• [Given exercise] Transcribe the lines below verbatim, skipping the images.

• [The records]

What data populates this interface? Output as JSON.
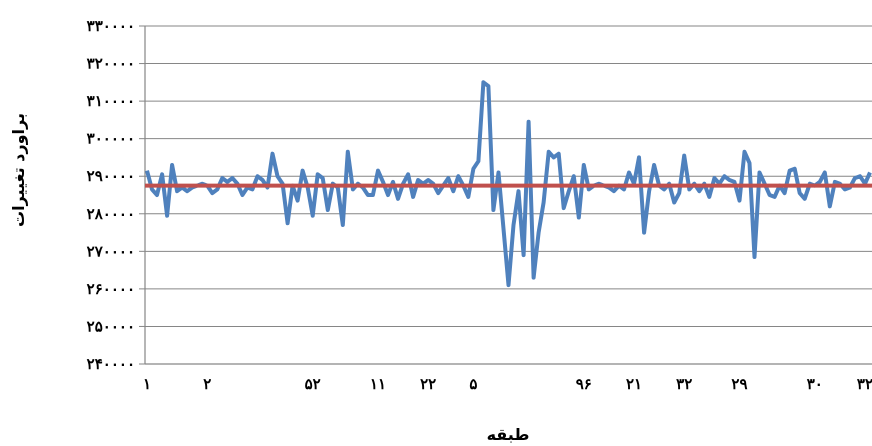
{
  "chart_data": {
    "type": "line",
    "xlabel": "طبقه",
    "ylabel": "براورد تغییرات",
    "ylim": [
      240000,
      330000
    ],
    "y_ticks": [
      "۲۴۰۰۰۰",
      "۲۵۰۰۰۰",
      "۲۶۰۰۰۰",
      "۲۷۰۰۰۰",
      "۲۸۰۰۰۰",
      "۲۹۰۰۰۰",
      "۳۰۰۰۰۰",
      "۳۱۰۰۰۰",
      "۳۲۰۰۰۰",
      "۳۳۰۰۰۰"
    ],
    "y_tick_values": [
      240000,
      250000,
      260000,
      270000,
      280000,
      290000,
      300000,
      310000,
      320000,
      330000
    ],
    "x_ticks": [
      {
        "x": 1,
        "label": "۱"
      },
      {
        "x": 13,
        "label": "۲"
      },
      {
        "x": 34,
        "label": "۵۲"
      },
      {
        "x": 47,
        "label": "۱۱"
      },
      {
        "x": 57,
        "label": "۲۲"
      },
      {
        "x": 66,
        "label": "۵"
      },
      {
        "x": 88,
        "label": "۹۶"
      },
      {
        "x": 98,
        "label": "۲۱"
      },
      {
        "x": 108,
        "label": "۳۲"
      },
      {
        "x": 119,
        "label": "۲۹"
      },
      {
        "x": 134,
        "label": "۳۰"
      },
      {
        "x": 144,
        "label": "۳۲"
      }
    ],
    "grid": true,
    "legend": "none",
    "series": [
      {
        "color": "#4F81BD",
        "values": [
          291500,
          286500,
          285000,
          290500,
          279500,
          293000,
          286000,
          287000,
          286000,
          287000,
          287500,
          288000,
          287500,
          285500,
          286500,
          289500,
          288500,
          289500,
          288000,
          285000,
          287000,
          286500,
          290000,
          289000,
          287000,
          296000,
          290000,
          288000,
          277500,
          287500,
          283500,
          291500,
          287000,
          279500,
          290500,
          289500,
          281000,
          288000,
          287000,
          277000,
          296500,
          286500,
          288000,
          287000,
          285000,
          285000,
          291500,
          288500,
          285000,
          288500,
          284000,
          288000,
          290500,
          284500,
          289000,
          288000,
          289000,
          288000,
          285500,
          287500,
          289500,
          286000,
          290000,
          287500,
          284500,
          292000,
          294000,
          315000,
          314000,
          281000,
          291000,
          276000,
          261000,
          277000,
          286000,
          269000,
          304500,
          263000,
          275000,
          283000,
          296500,
          295000,
          296000,
          281500,
          286000,
          290000,
          279000,
          293000,
          286500,
          287500,
          288000,
          287500,
          287000,
          286000,
          287500,
          286500,
          291000,
          288000,
          295000,
          275000,
          286000,
          293000,
          287500,
          286500,
          288000,
          283000,
          285500,
          295500,
          286500,
          288000,
          286000,
          288000,
          284500,
          289500,
          288000,
          290000,
          289000,
          288500,
          283500,
          296500,
          293500,
          268500,
          291000,
          288000,
          285000,
          284500,
          287500,
          285500,
          291500,
          292000,
          285500,
          284000,
          288000,
          287500,
          288500,
          291000,
          282000,
          288500,
          288000,
          286500,
          287000,
          289500,
          290000,
          288000,
          291000
        ]
      },
      {
        "color": "#C0504D",
        "values": [
          287500,
          287500
        ]
      }
    ]
  }
}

• [Full solution]
What data populates this interface? Output as JSON.
{
  "chart_data": {
    "type": "line",
    "xlabel": "طبقه",
    "ylabel": "براورد تغییرات",
    "ylim": [
      240000,
      330000
    ],
    "y_ticks": [
      "۲۴۰۰۰۰",
      "۲۵۰۰۰۰",
      "۲۶۰۰۰۰",
      "۲۷۰۰۰۰",
      "۲۸۰۰۰۰",
      "۲۹۰۰۰۰",
      "۳۰۰۰۰۰",
      "۳۱۰۰۰۰",
      "۳۲۰۰۰۰",
      "۳۳۰۰۰۰"
    ],
    "y_tick_values": [
      240000,
      250000,
      260000,
      270000,
      280000,
      290000,
      300000,
      310000,
      320000,
      330000
    ],
    "x_ticks": [
      {
        "x": 1,
        "label": "۱"
      },
      {
        "x": 13,
        "label": "۲"
      },
      {
        "x": 34,
        "label": "۵۲"
      },
      {
        "x": 47,
        "label": "۱۱"
      },
      {
        "x": 57,
        "label": "۲۲"
      },
      {
        "x": 66,
        "label": "۵"
      },
      {
        "x": 88,
        "label": "۹۶"
      },
      {
        "x": 98,
        "label": "۲۱"
      },
      {
        "x": 108,
        "label": "۳۲"
      },
      {
        "x": 119,
        "label": "۲۹"
      },
      {
        "x": 134,
        "label": "۳۰"
      },
      {
        "x": 144,
        "label": "۳۲"
      }
    ],
    "grid": true,
    "legend": "none",
    "series": [
      {
        "color": "#4F81BD",
        "values": [
          291500,
          286500,
          285000,
          290500,
          279500,
          293000,
          286000,
          287000,
          286000,
          287000,
          287500,
          288000,
          287500,
          285500,
          286500,
          289500,
          288500,
          289500,
          288000,
          285000,
          287000,
          286500,
          290000,
          289000,
          287000,
          296000,
          290000,
          288000,
          277500,
          287500,
          283500,
          291500,
          287000,
          279500,
          290500,
          289500,
          281000,
          288000,
          287000,
          277000,
          296500,
          286500,
          288000,
          287000,
          285000,
          285000,
          291500,
          288500,
          285000,
          288500,
          284000,
          288000,
          290500,
          284500,
          289000,
          288000,
          289000,
          288000,
          285500,
          287500,
          289500,
          286000,
          290000,
          287500,
          284500,
          292000,
          294000,
          315000,
          314000,
          281000,
          291000,
          276000,
          261000,
          277000,
          286000,
          269000,
          304500,
          263000,
          275000,
          283000,
          296500,
          295000,
          296000,
          281500,
          286000,
          290000,
          279000,
          293000,
          286500,
          287500,
          288000,
          287500,
          287000,
          286000,
          287500,
          286500,
          291000,
          288000,
          295000,
          275000,
          286000,
          293000,
          287500,
          286500,
          288000,
          283000,
          285500,
          295500,
          286500,
          288000,
          286000,
          288000,
          284500,
          289500,
          288000,
          290000,
          289000,
          288500,
          283500,
          296500,
          293500,
          268500,
          291000,
          288000,
          285000,
          284500,
          287500,
          285500,
          291500,
          292000,
          285500,
          284000,
          288000,
          287500,
          288500,
          291000,
          282000,
          288500,
          288000,
          286500,
          287000,
          289500,
          290000,
          288000,
          291000
        ]
      },
      {
        "color": "#C0504D",
        "values": [
          287500,
          287500
        ]
      }
    ]
  }
}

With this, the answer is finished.